▶ _WHAT YOU NEED TO DO_
Copy the records below exactly, omitting any pictures they contain.

▶ _DATA FOR THIS TASK_
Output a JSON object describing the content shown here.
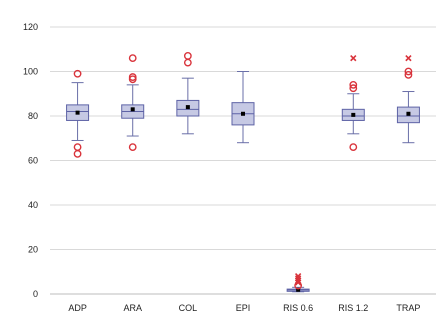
{
  "chart_data": {
    "type": "box",
    "title": "",
    "xlabel": "",
    "ylabel": "",
    "ylim": [
      0,
      120
    ],
    "yticks": [
      0,
      20,
      40,
      60,
      80,
      100,
      120
    ],
    "grid": "horizontal",
    "legend": "none",
    "colors": {
      "box_fill": "#c6c9e4",
      "box_stroke": "#5e63a6",
      "whisker": "#6a6fa8",
      "mean": "#000000",
      "outlier": "#d9333b",
      "grid": "#d9d9d9",
      "axis": "#bdbdbd"
    },
    "categories": [
      "ADP",
      "ARA",
      "COL",
      "EPI",
      "RIS 0.6",
      "RIS 1.2",
      "TRAP"
    ],
    "boxes": [
      {
        "category": "ADP",
        "whisker_low": 69,
        "q1": 78,
        "median": 82,
        "q3": 85,
        "whisker_high": 95,
        "mean": 81.5,
        "outliers_circle": [
          99,
          66,
          63
        ],
        "outliers_cross": []
      },
      {
        "category": "ARA",
        "whisker_low": 71,
        "q1": 79,
        "median": 82,
        "q3": 85,
        "whisker_high": 94,
        "mean": 83,
        "outliers_circle": [
          106,
          97.5,
          96.5,
          66
        ],
        "outliers_cross": []
      },
      {
        "category": "COL",
        "whisker_low": 72,
        "q1": 80,
        "median": 83,
        "q3": 87,
        "whisker_high": 97,
        "mean": 84,
        "outliers_circle": [
          107,
          104
        ],
        "outliers_cross": []
      },
      {
        "category": "EPI",
        "whisker_low": 68,
        "q1": 76,
        "median": 81,
        "q3": 86,
        "whisker_high": 100,
        "mean": 81,
        "outliers_circle": [],
        "outliers_cross": []
      },
      {
        "category": "RIS 0.6",
        "whisker_low": 1,
        "q1": 1.2,
        "median": 1.8,
        "q3": 2.2,
        "whisker_high": 3,
        "mean": 1.9,
        "outliers_circle": [
          3.8
        ],
        "outliers_cross": [
          8,
          7,
          6,
          5.2
        ]
      },
      {
        "category": "RIS 1.2",
        "whisker_low": 72,
        "q1": 78,
        "median": 80,
        "q3": 83,
        "whisker_high": 90,
        "mean": 80.5,
        "outliers_circle": [
          94,
          92.5,
          66
        ],
        "outliers_cross": [
          106
        ]
      },
      {
        "category": "TRAP",
        "whisker_low": 68,
        "q1": 77,
        "median": 80,
        "q3": 84,
        "whisker_high": 91,
        "mean": 81,
        "outliers_circle": [
          100,
          98.5
        ],
        "outliers_cross": [
          106
        ]
      }
    ]
  }
}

▶ _RESULT_
Output a JSON object describing the content shown here.
{
  "chart_data": {
    "type": "box",
    "title": "",
    "xlabel": "",
    "ylabel": "",
    "ylim": [
      0,
      120
    ],
    "yticks": [
      0,
      20,
      40,
      60,
      80,
      100,
      120
    ],
    "grid": "horizontal",
    "legend": "none",
    "colors": {
      "box_fill": "#c6c9e4",
      "box_stroke": "#5e63a6",
      "whisker": "#6a6fa8",
      "mean": "#000000",
      "outlier": "#d9333b",
      "grid": "#d9d9d9",
      "axis": "#bdbdbd"
    },
    "categories": [
      "ADP",
      "ARA",
      "COL",
      "EPI",
      "RIS 0.6",
      "RIS 1.2",
      "TRAP"
    ],
    "boxes": [
      {
        "category": "ADP",
        "whisker_low": 69,
        "q1": 78,
        "median": 82,
        "q3": 85,
        "whisker_high": 95,
        "mean": 81.5,
        "outliers_circle": [
          99,
          66,
          63
        ],
        "outliers_cross": []
      },
      {
        "category": "ARA",
        "whisker_low": 71,
        "q1": 79,
        "median": 82,
        "q3": 85,
        "whisker_high": 94,
        "mean": 83,
        "outliers_circle": [
          106,
          97.5,
          96.5,
          66
        ],
        "outliers_cross": []
      },
      {
        "category": "COL",
        "whisker_low": 72,
        "q1": 80,
        "median": 83,
        "q3": 87,
        "whisker_high": 97,
        "mean": 84,
        "outliers_circle": [
          107,
          104
        ],
        "outliers_cross": []
      },
      {
        "category": "EPI",
        "whisker_low": 68,
        "q1": 76,
        "median": 81,
        "q3": 86,
        "whisker_high": 100,
        "mean": 81,
        "outliers_circle": [],
        "outliers_cross": []
      },
      {
        "category": "RIS 0.6",
        "whisker_low": 1,
        "q1": 1.2,
        "median": 1.8,
        "q3": 2.2,
        "whisker_high": 3,
        "mean": 1.9,
        "outliers_circle": [
          3.8
        ],
        "outliers_cross": [
          8,
          7,
          6,
          5.2
        ]
      },
      {
        "category": "RIS 1.2",
        "whisker_low": 72,
        "q1": 78,
        "median": 80,
        "q3": 83,
        "whisker_high": 90,
        "mean": 80.5,
        "outliers_circle": [
          94,
          92.5,
          66
        ],
        "outliers_cross": [
          106
        ]
      },
      {
        "category": "TRAP",
        "whisker_low": 68,
        "q1": 77,
        "median": 80,
        "q3": 84,
        "whisker_high": 91,
        "mean": 81,
        "outliers_circle": [
          100,
          98.5
        ],
        "outliers_cross": [
          106
        ]
      }
    ]
  }
}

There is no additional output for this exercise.